## [YOUR GOAL]
Only a number is wanted: how many lines in the records below contain "Monthly"?

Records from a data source
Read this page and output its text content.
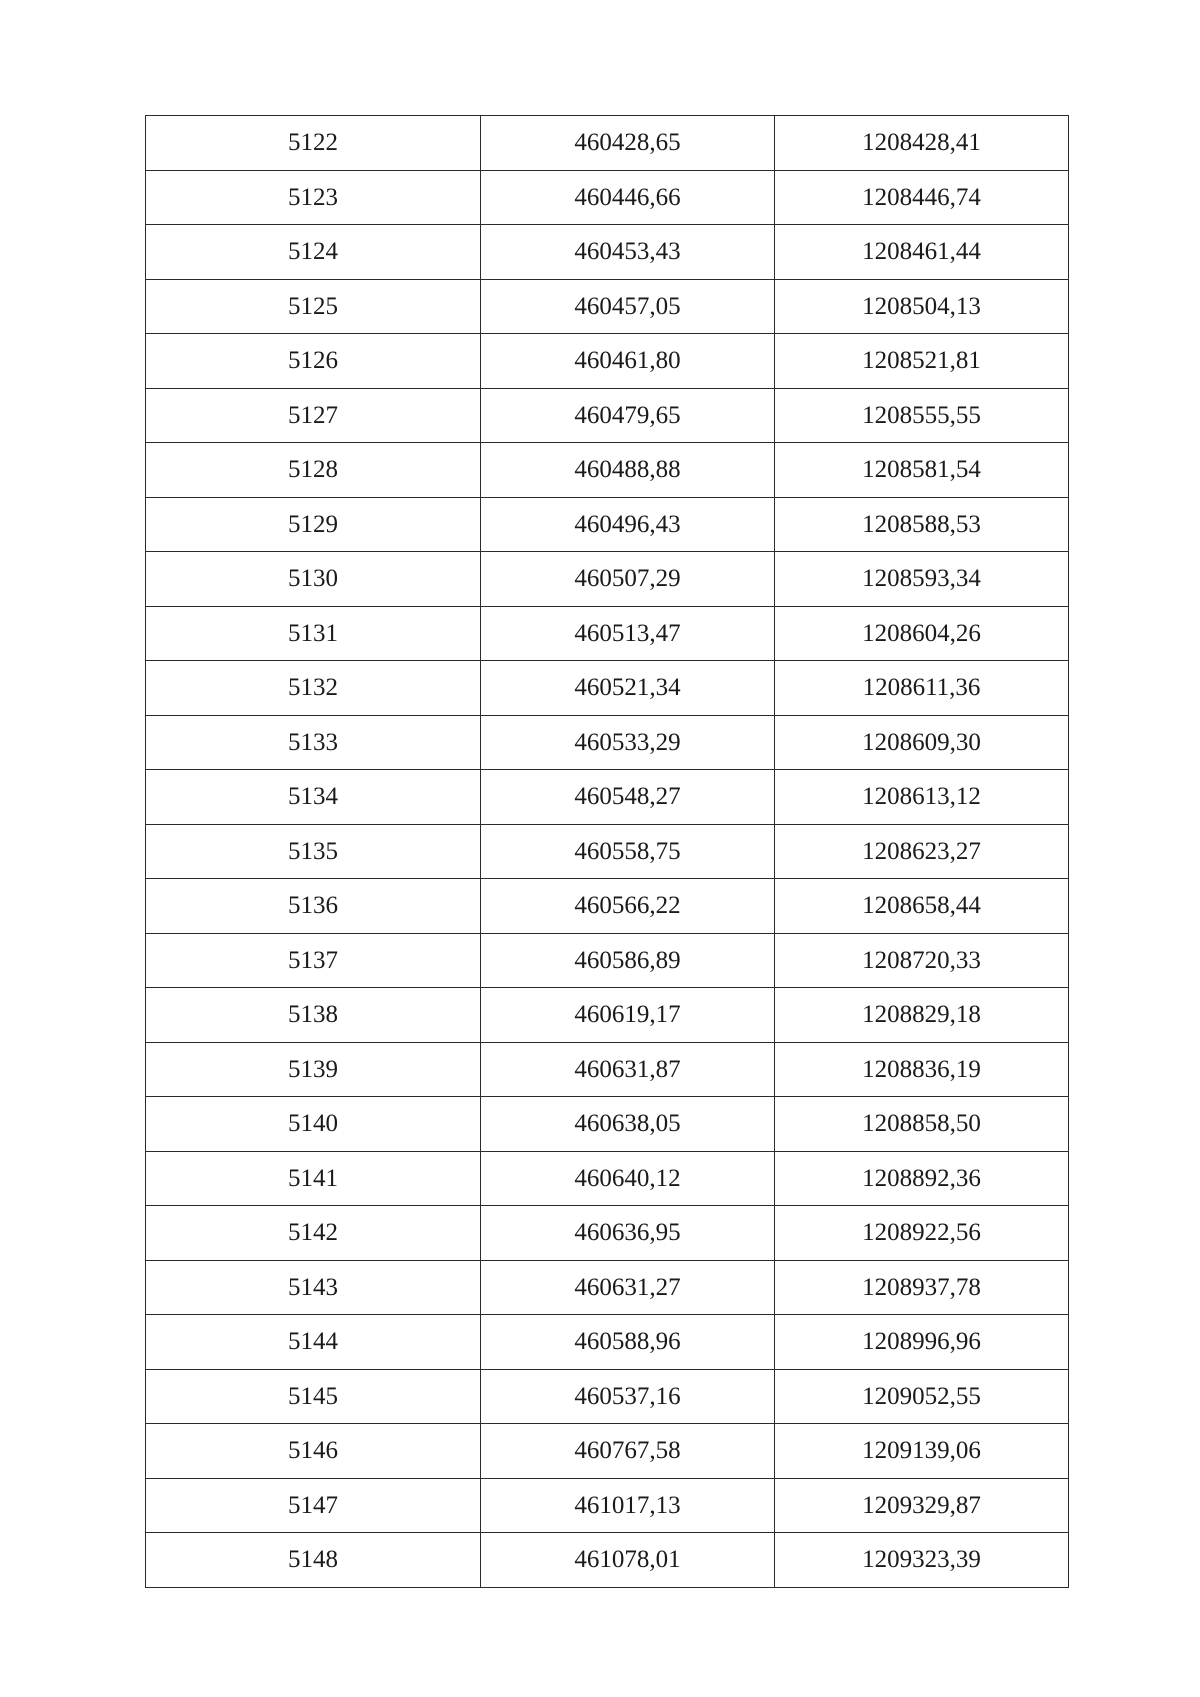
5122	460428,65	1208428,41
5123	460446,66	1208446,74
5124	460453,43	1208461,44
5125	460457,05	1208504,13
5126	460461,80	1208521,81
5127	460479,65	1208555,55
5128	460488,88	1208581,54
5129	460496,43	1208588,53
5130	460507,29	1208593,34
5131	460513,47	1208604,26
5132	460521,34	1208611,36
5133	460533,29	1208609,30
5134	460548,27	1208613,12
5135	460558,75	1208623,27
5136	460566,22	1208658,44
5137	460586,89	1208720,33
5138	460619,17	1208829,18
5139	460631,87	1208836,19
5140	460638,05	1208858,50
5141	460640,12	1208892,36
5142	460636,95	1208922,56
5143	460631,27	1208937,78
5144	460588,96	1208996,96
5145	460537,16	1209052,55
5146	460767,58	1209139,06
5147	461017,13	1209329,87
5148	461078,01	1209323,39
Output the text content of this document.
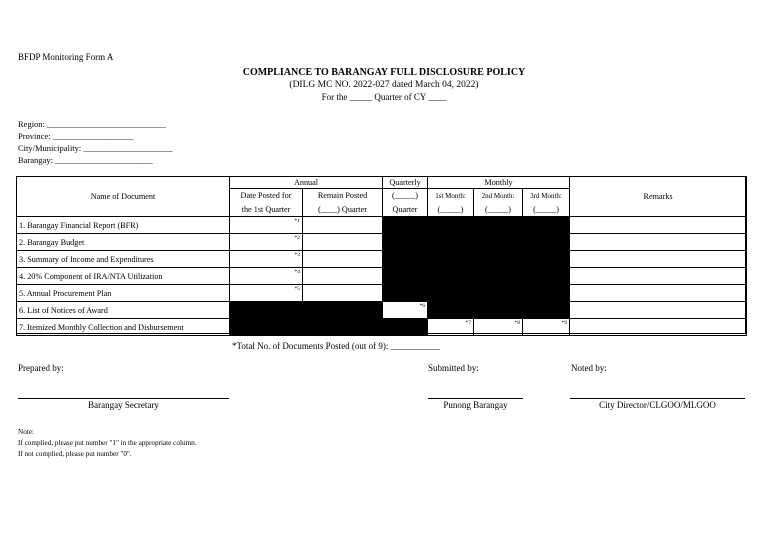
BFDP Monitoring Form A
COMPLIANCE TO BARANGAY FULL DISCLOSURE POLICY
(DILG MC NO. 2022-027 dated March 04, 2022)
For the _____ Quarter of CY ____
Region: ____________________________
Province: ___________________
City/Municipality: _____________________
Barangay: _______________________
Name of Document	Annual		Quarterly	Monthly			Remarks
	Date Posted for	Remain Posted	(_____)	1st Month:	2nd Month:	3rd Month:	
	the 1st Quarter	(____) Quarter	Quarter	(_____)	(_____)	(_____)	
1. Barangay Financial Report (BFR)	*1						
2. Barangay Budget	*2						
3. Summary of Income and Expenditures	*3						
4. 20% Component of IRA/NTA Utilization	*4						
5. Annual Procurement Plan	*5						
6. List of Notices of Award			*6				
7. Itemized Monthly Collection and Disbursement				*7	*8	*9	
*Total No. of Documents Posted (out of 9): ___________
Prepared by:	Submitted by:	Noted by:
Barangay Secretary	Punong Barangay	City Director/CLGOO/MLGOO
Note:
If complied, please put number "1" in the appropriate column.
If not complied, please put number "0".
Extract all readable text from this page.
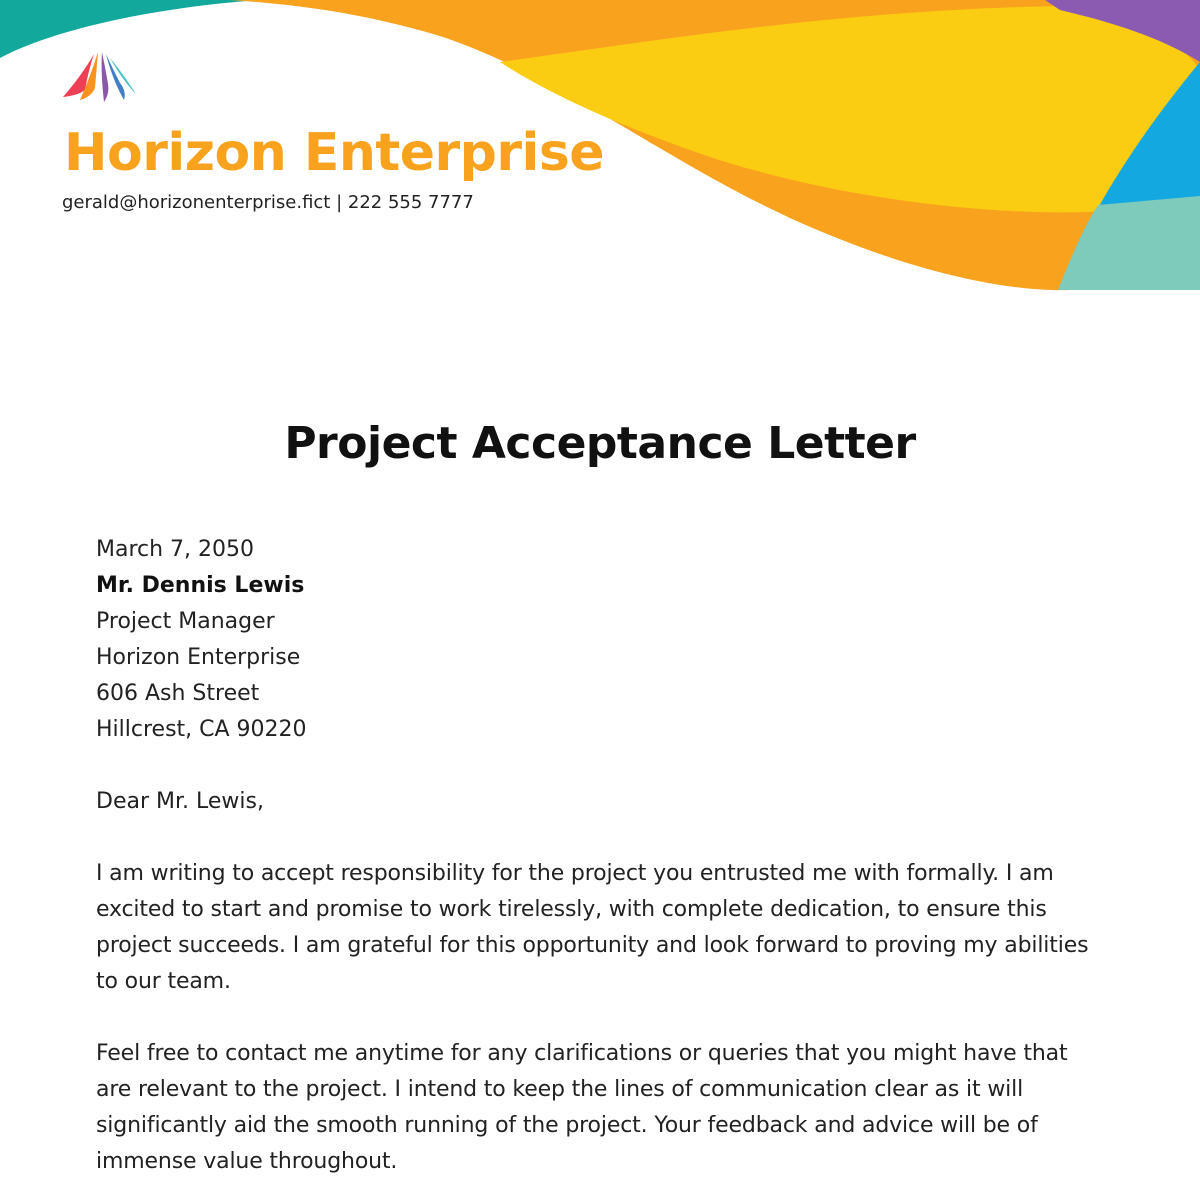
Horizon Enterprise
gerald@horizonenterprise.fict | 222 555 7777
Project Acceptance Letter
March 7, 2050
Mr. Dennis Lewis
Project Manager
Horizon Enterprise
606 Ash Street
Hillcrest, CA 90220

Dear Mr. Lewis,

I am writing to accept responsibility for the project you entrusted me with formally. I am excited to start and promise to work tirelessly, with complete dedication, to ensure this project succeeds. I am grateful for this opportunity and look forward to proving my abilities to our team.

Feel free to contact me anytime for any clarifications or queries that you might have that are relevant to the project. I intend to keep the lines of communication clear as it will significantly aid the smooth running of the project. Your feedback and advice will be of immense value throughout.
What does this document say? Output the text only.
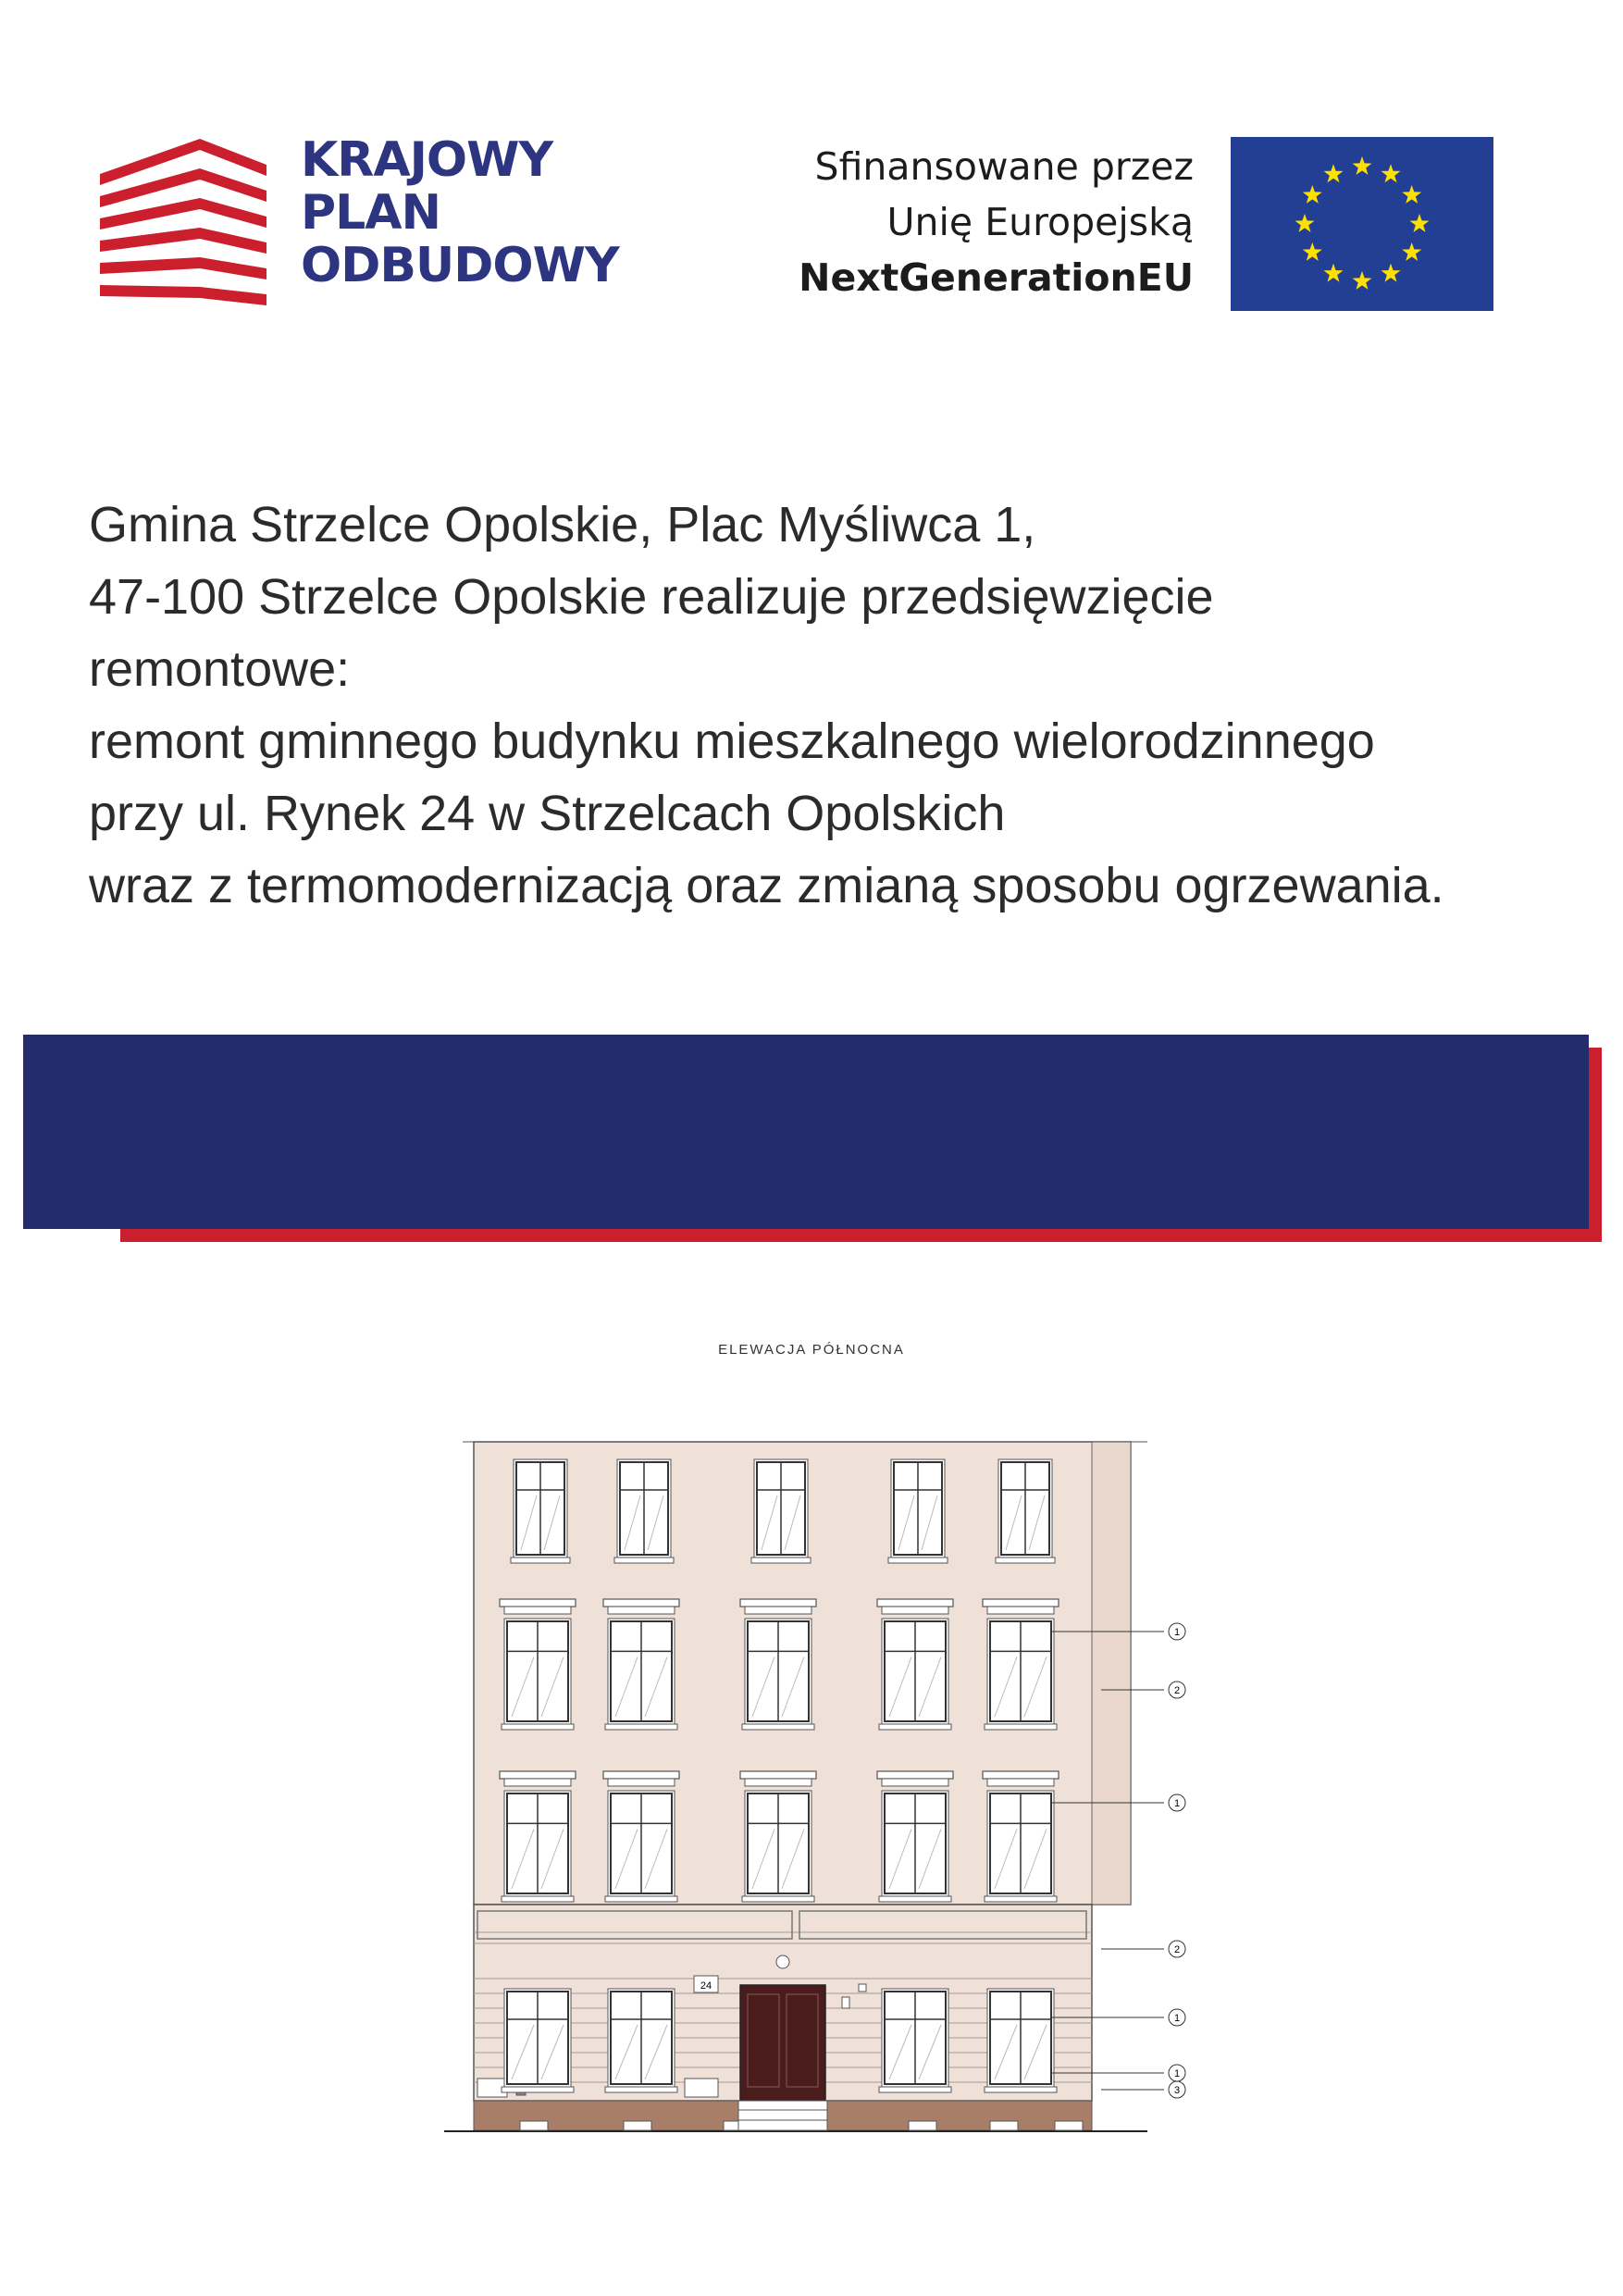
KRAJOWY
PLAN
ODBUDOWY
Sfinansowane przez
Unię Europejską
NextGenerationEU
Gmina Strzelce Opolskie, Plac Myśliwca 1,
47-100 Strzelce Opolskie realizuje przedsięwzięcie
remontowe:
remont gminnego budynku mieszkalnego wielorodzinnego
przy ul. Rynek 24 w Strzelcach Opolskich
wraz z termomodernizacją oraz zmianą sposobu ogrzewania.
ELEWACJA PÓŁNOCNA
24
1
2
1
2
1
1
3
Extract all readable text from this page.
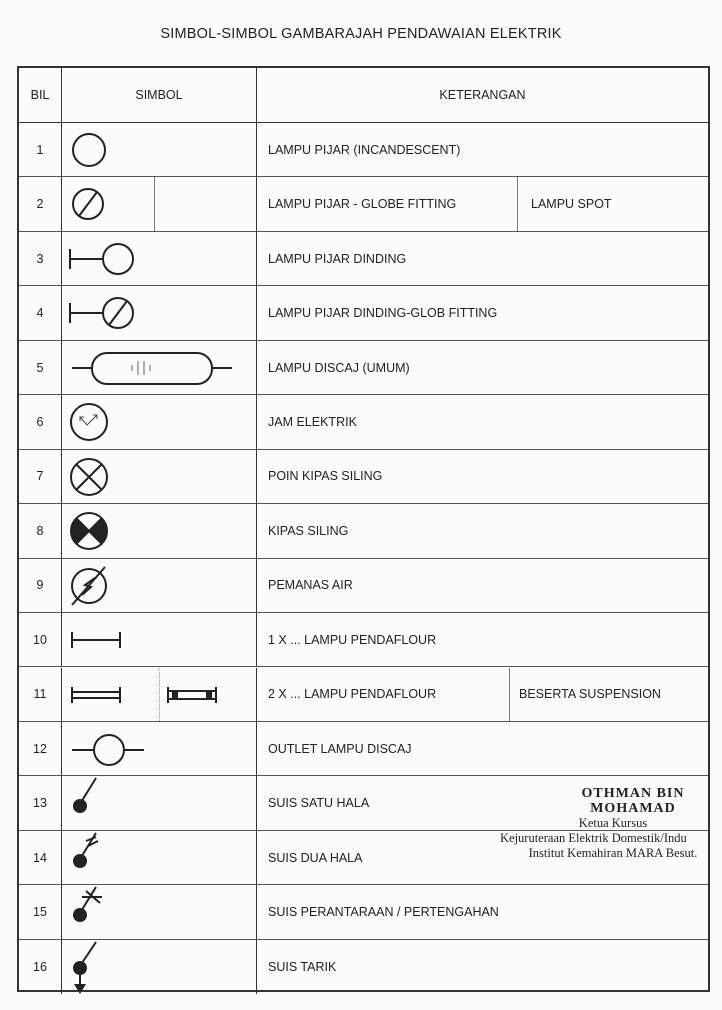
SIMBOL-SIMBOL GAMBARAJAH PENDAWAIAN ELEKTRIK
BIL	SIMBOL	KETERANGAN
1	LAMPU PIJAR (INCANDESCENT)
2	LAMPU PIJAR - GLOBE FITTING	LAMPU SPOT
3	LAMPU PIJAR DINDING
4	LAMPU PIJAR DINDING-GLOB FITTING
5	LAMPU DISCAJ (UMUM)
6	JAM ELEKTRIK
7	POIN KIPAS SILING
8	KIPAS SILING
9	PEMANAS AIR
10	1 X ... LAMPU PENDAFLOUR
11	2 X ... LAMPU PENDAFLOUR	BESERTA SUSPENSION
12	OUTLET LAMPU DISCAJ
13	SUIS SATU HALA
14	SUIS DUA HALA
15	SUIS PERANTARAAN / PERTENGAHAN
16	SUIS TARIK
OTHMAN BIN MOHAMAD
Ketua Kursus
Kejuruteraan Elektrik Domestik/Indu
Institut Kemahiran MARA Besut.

## [RESULT OF THIS TASK]
2